Extract the complete listing and repeat it word for word.
--- Items ---
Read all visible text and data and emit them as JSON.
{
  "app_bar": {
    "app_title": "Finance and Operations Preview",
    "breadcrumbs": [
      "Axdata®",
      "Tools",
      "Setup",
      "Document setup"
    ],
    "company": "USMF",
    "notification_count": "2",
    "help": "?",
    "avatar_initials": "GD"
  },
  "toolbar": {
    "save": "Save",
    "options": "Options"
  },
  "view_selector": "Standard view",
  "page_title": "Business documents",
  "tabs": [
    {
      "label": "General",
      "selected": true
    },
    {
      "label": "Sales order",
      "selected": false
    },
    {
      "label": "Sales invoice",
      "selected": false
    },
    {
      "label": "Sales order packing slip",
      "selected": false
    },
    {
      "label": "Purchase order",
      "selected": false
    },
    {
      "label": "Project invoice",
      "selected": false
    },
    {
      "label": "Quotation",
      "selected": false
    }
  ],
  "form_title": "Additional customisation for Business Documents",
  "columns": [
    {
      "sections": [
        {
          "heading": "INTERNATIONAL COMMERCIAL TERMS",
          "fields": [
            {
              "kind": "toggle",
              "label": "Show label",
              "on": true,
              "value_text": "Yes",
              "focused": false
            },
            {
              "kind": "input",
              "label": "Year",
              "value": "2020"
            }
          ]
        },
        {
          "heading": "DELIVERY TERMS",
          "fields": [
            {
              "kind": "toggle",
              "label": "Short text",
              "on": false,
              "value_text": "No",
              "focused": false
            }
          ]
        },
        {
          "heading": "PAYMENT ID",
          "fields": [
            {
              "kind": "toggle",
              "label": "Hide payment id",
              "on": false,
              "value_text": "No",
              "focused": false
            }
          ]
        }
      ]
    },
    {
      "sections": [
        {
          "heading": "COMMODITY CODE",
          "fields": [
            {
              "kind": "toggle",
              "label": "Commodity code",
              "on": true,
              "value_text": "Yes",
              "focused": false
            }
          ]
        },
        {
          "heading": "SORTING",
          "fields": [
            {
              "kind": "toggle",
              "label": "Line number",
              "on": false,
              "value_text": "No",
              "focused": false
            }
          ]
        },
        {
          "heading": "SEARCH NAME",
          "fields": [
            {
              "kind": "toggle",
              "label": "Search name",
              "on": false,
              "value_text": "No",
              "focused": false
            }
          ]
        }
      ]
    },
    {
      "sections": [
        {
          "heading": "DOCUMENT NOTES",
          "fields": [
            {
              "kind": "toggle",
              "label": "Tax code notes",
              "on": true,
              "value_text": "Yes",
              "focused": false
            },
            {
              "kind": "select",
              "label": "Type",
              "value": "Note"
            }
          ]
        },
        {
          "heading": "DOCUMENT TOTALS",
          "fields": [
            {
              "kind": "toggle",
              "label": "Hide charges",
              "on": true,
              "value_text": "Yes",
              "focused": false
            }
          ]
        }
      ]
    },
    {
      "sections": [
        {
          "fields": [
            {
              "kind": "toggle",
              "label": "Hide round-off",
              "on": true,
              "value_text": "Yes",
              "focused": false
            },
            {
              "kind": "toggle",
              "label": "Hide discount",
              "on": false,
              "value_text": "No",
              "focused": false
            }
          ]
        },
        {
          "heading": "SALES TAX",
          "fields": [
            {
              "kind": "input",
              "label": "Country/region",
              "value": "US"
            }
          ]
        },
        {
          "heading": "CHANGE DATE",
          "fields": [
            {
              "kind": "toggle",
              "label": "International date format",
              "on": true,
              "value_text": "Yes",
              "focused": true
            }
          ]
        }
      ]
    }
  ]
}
---
## Task solution
Read all visible text and data and emit them as JSON.
{
  "app_bar": {
    "app_title": "Finance and Operations Preview",
    "breadcrumbs": [
      "Axdata®",
      "Tools",
      "Setup",
      "Document setup"
    ],
    "company": "USMF",
    "notification_count": "2",
    "help": "?",
    "avatar_initials": "GD"
  },
  "toolbar": {
    "save": "Save",
    "options": "Options"
  },
  "view_selector": "Standard view",
  "page_title": "Business documents",
  "tabs": [
    {
      "label": "General",
      "selected": true
    },
    {
      "label": "Sales order",
      "selected": false
    },
    {
      "label": "Sales invoice",
      "selected": false
    },
    {
      "label": "Sales order packing slip",
      "selected": false
    },
    {
      "label": "Purchase order",
      "selected": false
    },
    {
      "label": "Project invoice",
      "selected": false
    },
    {
      "label": "Quotation",
      "selected": false
    }
  ],
  "form_title": "Additional customisation for Business Documents",
  "columns": [
    {
      "sections": [
        {
          "heading": "INTERNATIONAL COMMERCIAL TERMS",
          "fields": [
            {
              "kind": "toggle",
              "label": "Show label",
              "on": true,
              "value_text": "Yes",
              "focused": false
            },
            {
              "kind": "input",
              "label": "Year",
              "value": "2020"
            }
          ]
        },
        {
          "heading": "DELIVERY TERMS",
          "fields": [
            {
              "kind": "toggle",
              "label": "Short text",
              "on": false,
              "value_text": "No",
              "focused": false
            }
          ]
        },
        {
          "heading": "PAYMENT ID",
          "fields": [
            {
              "kind": "toggle",
              "label": "Hide payment id",
              "on": false,
              "value_text": "No",
              "focused": false
            }
          ]
        }
      ]
    },
    {
      "sections": [
        {
          "heading": "COMMODITY CODE",
          "fields": [
            {
              "kind": "toggle",
              "label": "Commodity code",
              "on": true,
              "value_text": "Yes",
              "focused": false
            }
          ]
        },
        {
          "heading": "SORTING",
          "fields": [
            {
              "kind": "toggle",
              "label": "Line number",
              "on": false,
              "value_text": "No",
              "focused": false
            }
          ]
        },
        {
          "heading": "SEARCH NAME",
          "fields": [
            {
              "kind": "toggle",
              "label": "Search name",
              "on": false,
              "value_text": "No",
              "focused": false
            }
          ]
        }
      ]
    },
    {
      "sections": [
        {
          "heading": "DOCUMENT NOTES",
          "fields": [
            {
              "kind": "toggle",
              "label": "Tax code notes",
              "on": true,
              "value_text": "Yes",
              "focused": false
            },
            {
              "kind": "select",
              "label": "Type",
              "value": "Note"
            }
          ]
        },
        {
          "heading": "DOCUMENT TOTALS",
          "fields": [
            {
              "kind": "toggle",
              "label": "Hide charges",
              "on": true,
              "value_text": "Yes",
              "focused": false
            }
          ]
        }
      ]
    },
    {
      "sections": [
        {
          "fields": [
            {
              "kind": "toggle",
              "label": "Hide round-off",
              "on": true,
              "value_text": "Yes",
              "focused": false
            },
            {
              "kind": "toggle",
              "label": "Hide discount",
              "on": false,
              "value_text": "No",
              "focused": false
            }
          ]
        },
        {
          "heading": "SALES TAX",
          "fields": [
            {
              "kind": "input",
              "label": "Country/region",
              "value": "US"
            }
          ]
        },
        {
          "heading": "CHANGE DATE",
          "fields": [
            {
              "kind": "toggle",
              "label": "International date format",
              "on": true,
              "value_text": "Yes",
              "focused": true
            }
          ]
        }
      ]
    }
  ]
}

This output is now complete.